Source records
□ □ □ □ □
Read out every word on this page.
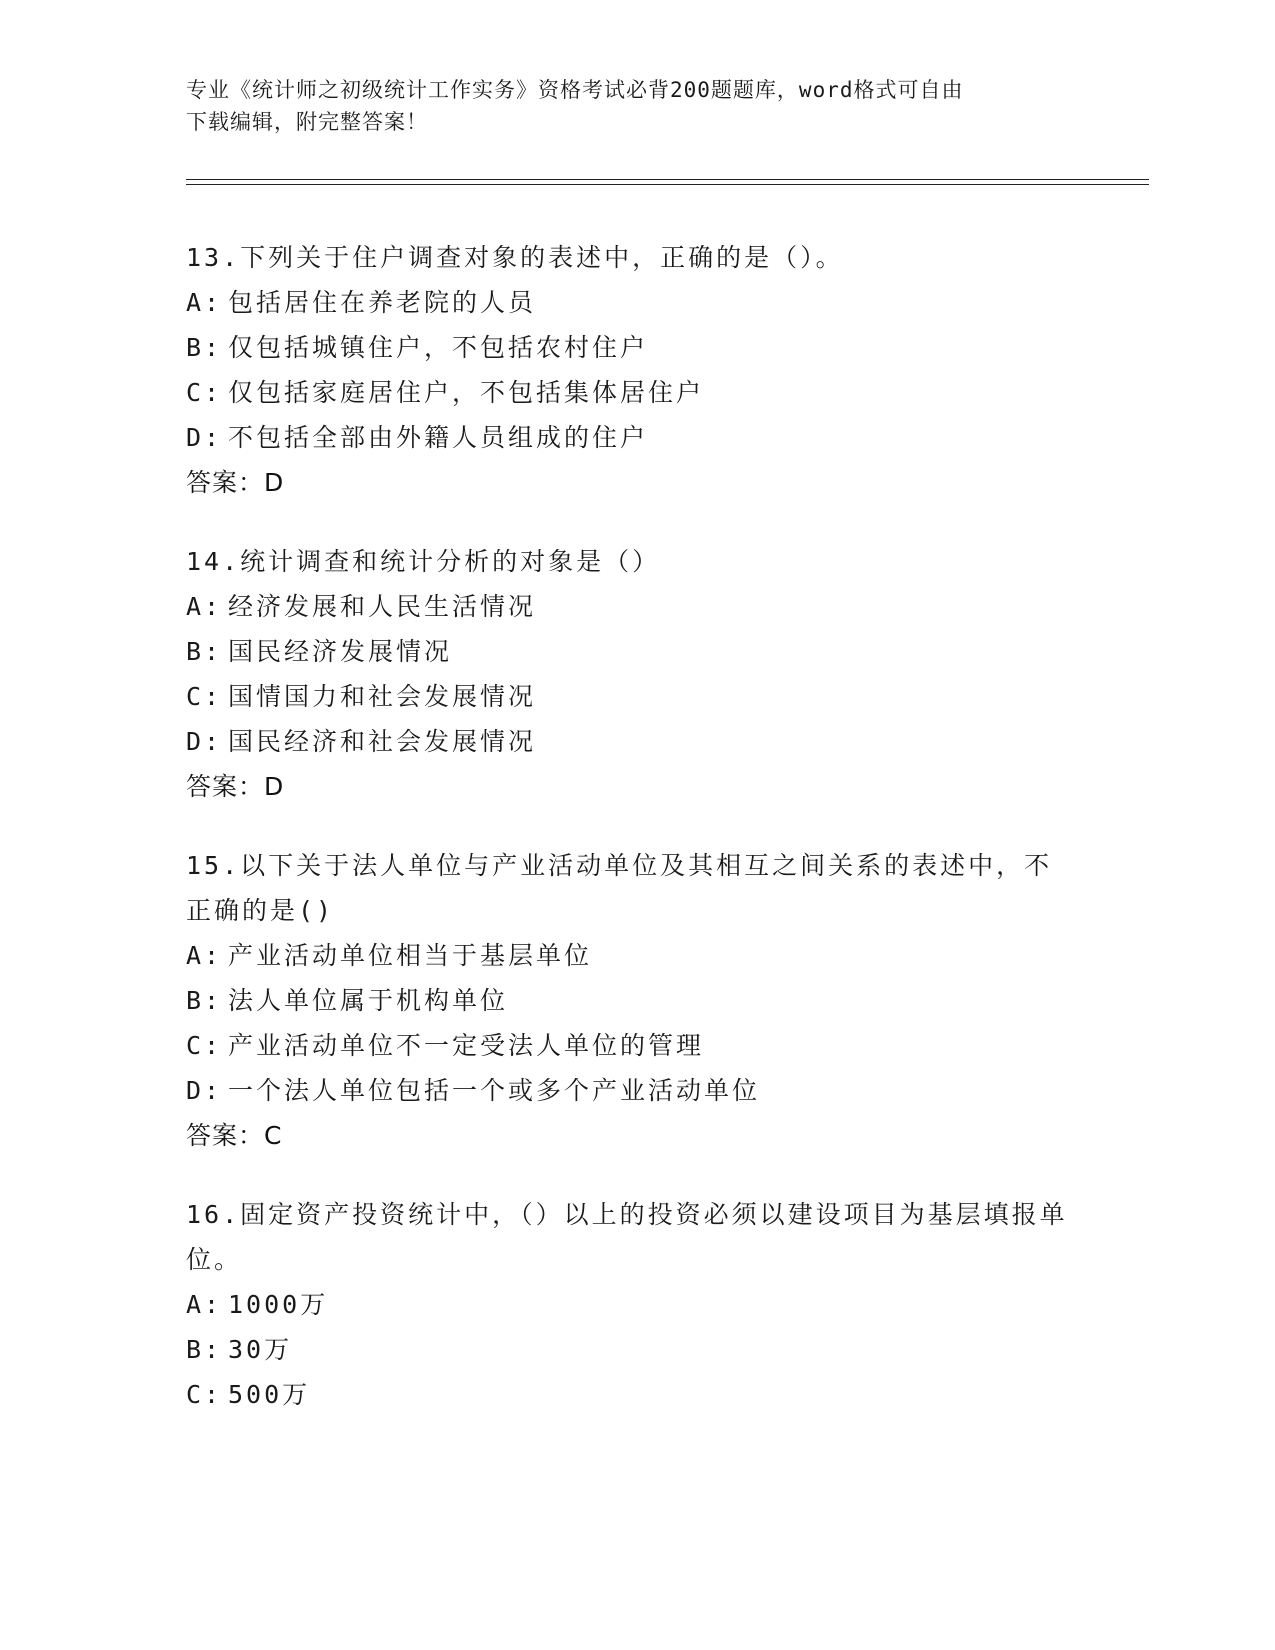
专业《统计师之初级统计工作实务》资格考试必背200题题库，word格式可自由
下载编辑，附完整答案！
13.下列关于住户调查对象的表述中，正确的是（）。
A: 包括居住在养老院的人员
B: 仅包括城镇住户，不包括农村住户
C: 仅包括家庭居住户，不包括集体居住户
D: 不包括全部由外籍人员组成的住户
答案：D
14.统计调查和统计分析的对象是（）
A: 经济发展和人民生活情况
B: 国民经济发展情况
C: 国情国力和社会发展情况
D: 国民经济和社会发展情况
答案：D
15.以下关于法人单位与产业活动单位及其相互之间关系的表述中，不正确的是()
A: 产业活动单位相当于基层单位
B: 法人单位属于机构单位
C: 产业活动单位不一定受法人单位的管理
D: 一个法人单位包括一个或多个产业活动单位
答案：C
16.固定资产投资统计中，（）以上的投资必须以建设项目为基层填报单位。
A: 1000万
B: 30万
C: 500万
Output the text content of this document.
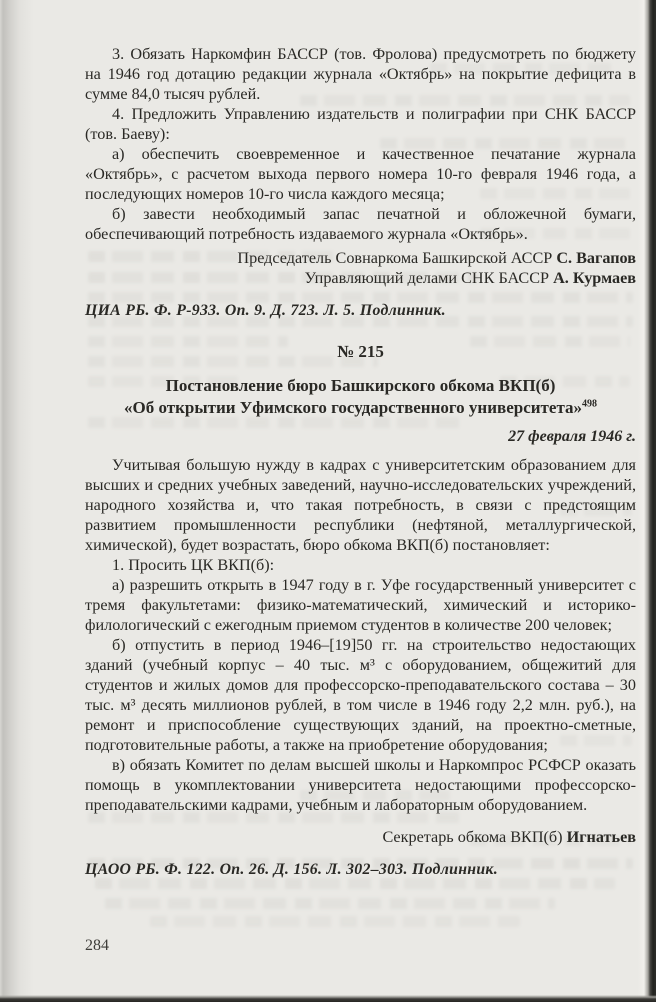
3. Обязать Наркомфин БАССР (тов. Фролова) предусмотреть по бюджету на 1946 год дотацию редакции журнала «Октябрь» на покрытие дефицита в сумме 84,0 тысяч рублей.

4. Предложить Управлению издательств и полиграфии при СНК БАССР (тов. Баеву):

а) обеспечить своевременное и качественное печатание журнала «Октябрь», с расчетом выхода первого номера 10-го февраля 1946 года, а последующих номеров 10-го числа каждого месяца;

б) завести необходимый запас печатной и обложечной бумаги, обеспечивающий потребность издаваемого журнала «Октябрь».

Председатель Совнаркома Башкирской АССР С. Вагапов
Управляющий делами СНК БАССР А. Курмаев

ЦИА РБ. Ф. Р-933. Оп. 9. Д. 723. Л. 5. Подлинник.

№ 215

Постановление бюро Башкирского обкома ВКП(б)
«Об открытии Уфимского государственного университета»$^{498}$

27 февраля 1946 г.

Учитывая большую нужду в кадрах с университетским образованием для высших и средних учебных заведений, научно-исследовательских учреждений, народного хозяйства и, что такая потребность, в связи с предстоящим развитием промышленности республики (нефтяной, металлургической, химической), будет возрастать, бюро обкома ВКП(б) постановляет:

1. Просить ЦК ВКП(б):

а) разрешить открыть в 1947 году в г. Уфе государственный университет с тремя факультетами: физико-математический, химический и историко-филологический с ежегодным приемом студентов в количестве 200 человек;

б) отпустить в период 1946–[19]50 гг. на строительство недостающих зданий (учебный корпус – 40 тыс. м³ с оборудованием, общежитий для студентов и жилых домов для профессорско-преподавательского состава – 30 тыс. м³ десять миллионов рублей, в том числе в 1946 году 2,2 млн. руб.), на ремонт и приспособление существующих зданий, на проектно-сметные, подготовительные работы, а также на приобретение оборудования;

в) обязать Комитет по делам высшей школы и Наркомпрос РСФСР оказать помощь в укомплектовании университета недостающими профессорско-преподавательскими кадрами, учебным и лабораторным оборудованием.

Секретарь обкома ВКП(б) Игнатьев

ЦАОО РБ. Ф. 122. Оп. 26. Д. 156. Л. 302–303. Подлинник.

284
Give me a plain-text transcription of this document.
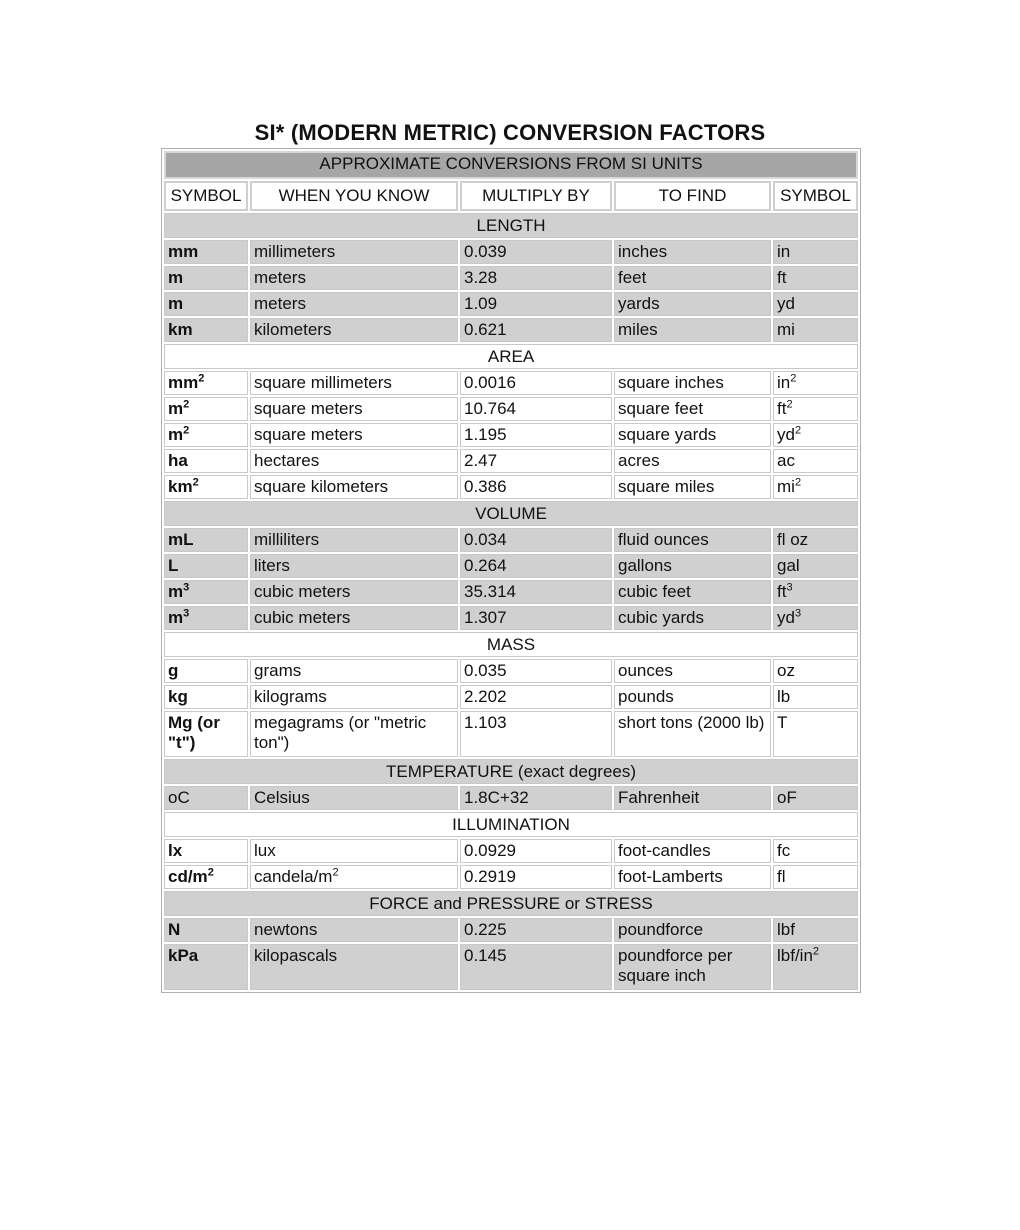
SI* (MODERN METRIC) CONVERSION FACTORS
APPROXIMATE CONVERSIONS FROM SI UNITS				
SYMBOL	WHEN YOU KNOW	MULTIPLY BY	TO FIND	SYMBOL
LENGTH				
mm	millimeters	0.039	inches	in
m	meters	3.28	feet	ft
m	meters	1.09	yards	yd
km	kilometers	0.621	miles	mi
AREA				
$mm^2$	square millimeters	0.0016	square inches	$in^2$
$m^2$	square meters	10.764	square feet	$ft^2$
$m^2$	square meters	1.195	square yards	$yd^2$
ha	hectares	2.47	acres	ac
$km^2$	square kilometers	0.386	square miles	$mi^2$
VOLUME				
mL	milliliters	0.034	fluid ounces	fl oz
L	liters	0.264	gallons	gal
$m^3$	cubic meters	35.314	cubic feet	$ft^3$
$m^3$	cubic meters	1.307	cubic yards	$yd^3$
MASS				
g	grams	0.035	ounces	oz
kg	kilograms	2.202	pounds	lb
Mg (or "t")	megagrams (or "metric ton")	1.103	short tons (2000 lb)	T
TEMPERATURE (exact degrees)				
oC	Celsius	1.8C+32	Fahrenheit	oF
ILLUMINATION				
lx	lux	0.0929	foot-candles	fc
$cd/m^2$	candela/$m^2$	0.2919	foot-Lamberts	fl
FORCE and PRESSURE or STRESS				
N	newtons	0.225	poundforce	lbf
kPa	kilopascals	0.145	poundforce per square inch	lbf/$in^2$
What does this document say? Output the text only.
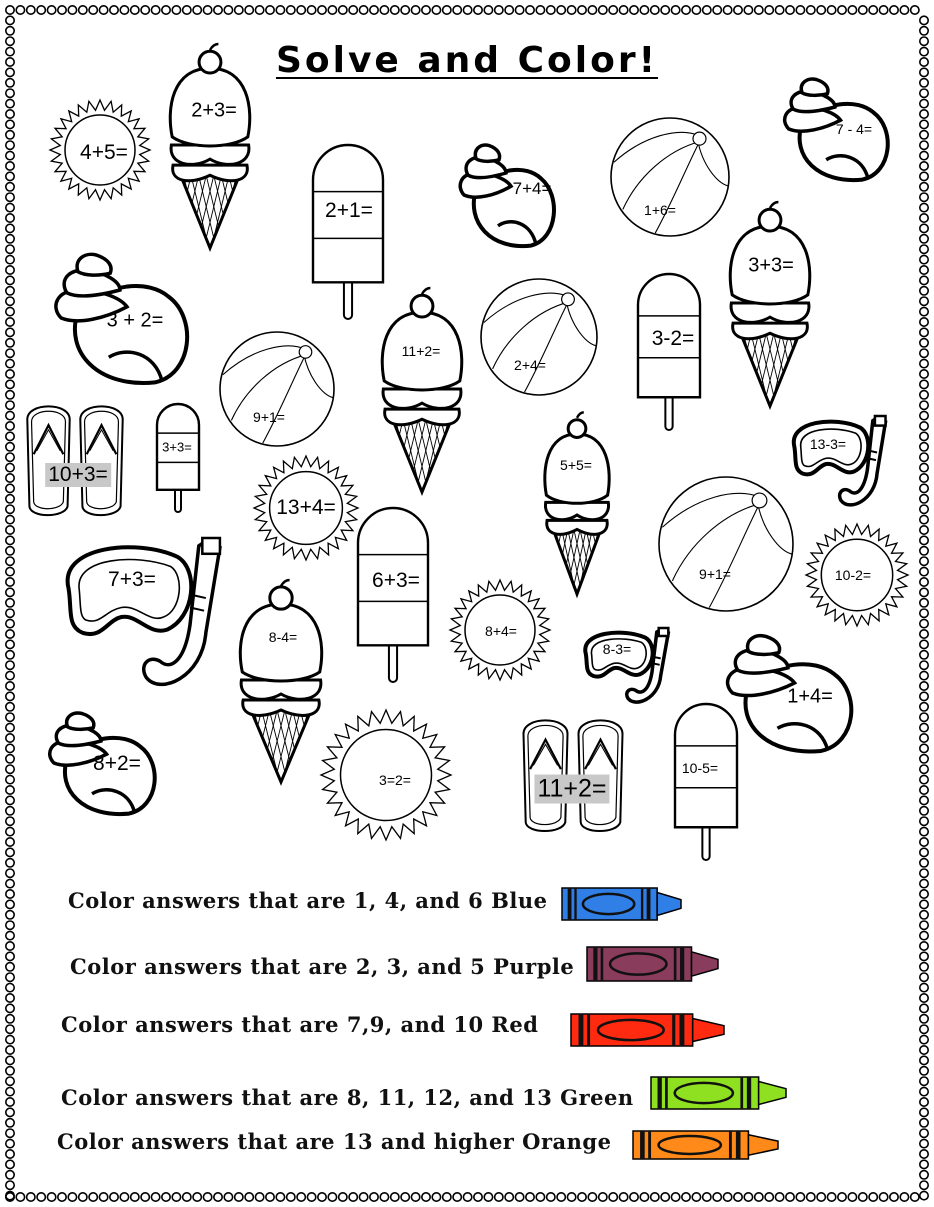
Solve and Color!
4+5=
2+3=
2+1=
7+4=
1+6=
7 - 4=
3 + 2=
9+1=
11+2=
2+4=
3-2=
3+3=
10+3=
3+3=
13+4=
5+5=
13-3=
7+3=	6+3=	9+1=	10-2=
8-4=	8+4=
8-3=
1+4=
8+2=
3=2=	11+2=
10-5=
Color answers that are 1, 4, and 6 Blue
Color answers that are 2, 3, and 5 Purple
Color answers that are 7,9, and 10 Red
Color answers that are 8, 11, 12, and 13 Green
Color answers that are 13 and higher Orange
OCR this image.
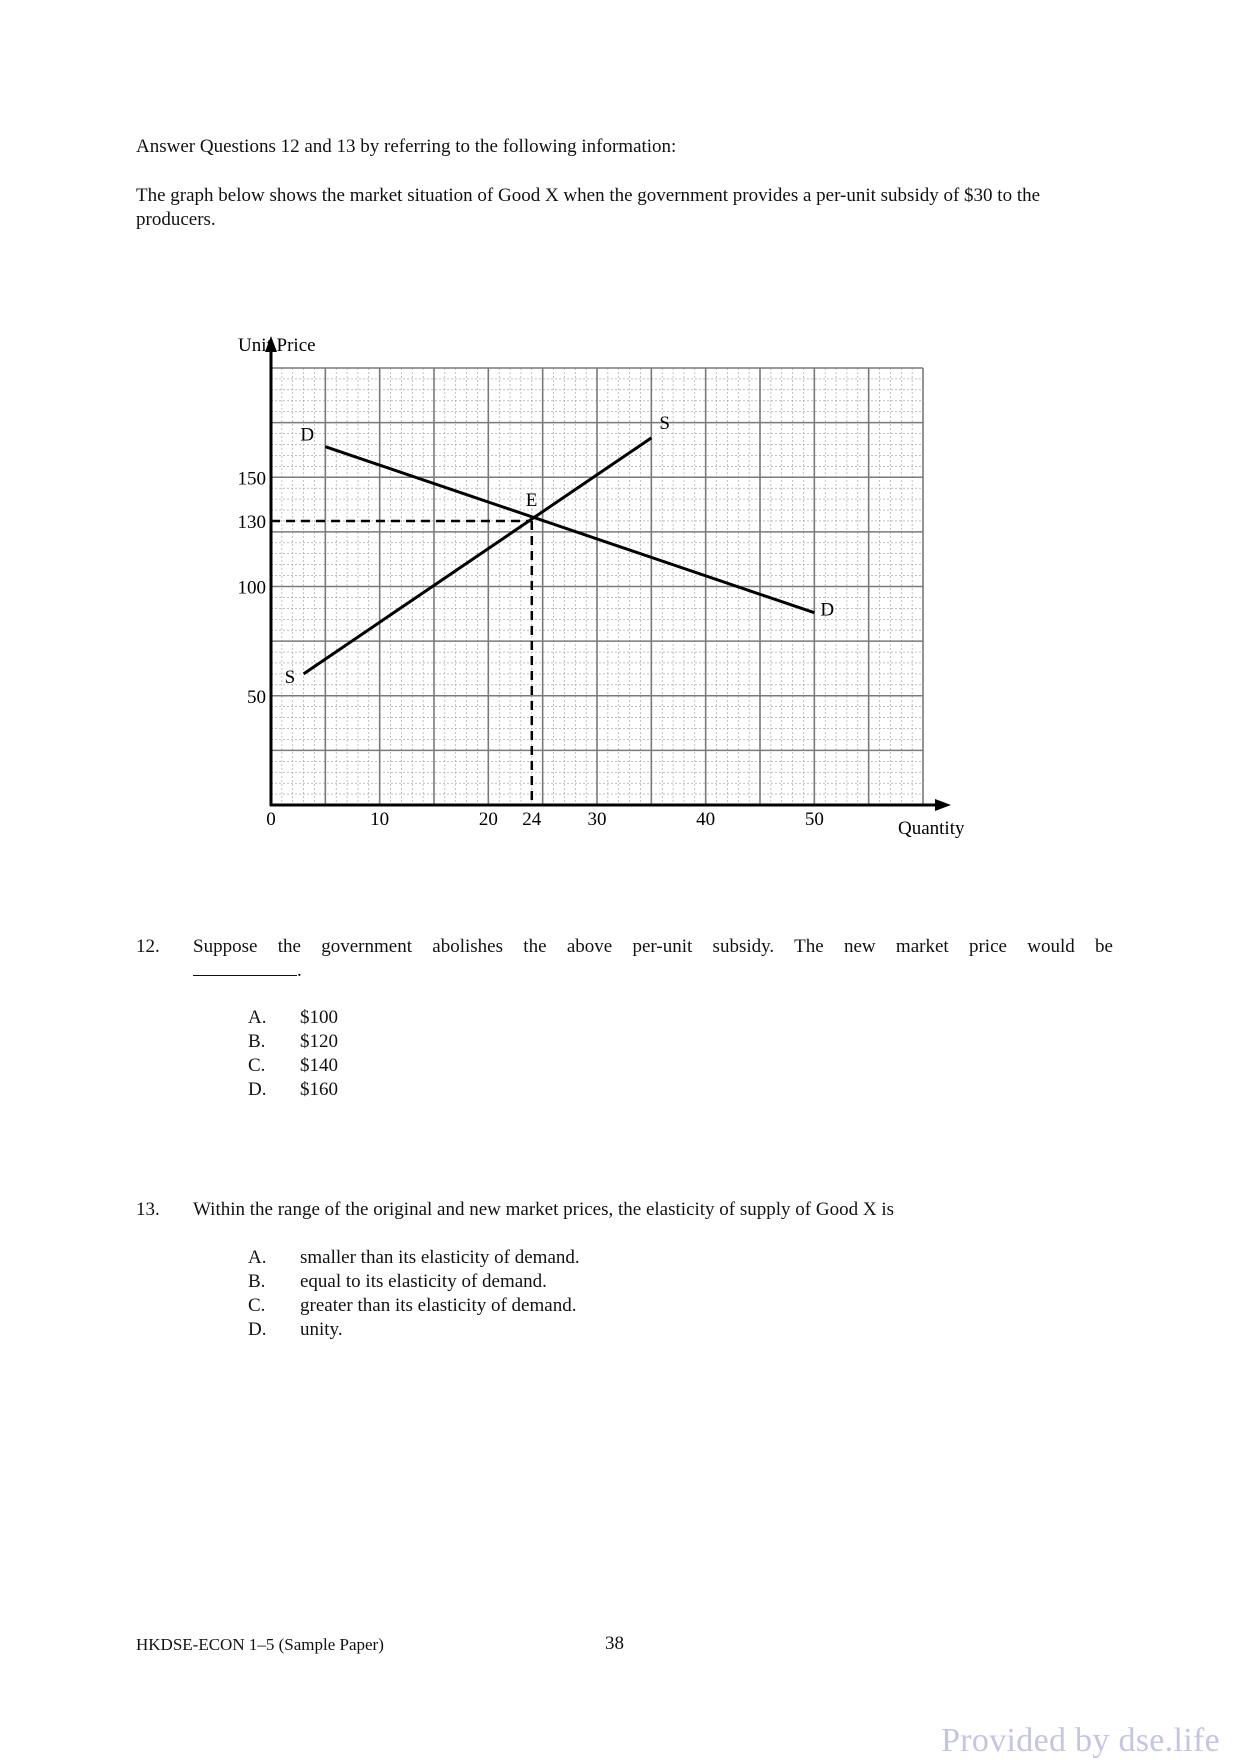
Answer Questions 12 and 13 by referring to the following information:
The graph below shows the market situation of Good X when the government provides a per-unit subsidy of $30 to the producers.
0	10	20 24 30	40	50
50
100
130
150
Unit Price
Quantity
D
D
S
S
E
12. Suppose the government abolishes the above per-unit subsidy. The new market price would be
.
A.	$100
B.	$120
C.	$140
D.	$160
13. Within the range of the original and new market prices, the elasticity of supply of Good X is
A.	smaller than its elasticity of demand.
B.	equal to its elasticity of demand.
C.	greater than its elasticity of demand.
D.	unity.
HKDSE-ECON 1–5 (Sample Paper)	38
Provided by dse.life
□ □ □ □ □
## Task directions
Tally the lines above containing "рублей". Answer with the count only.

## Expected output
2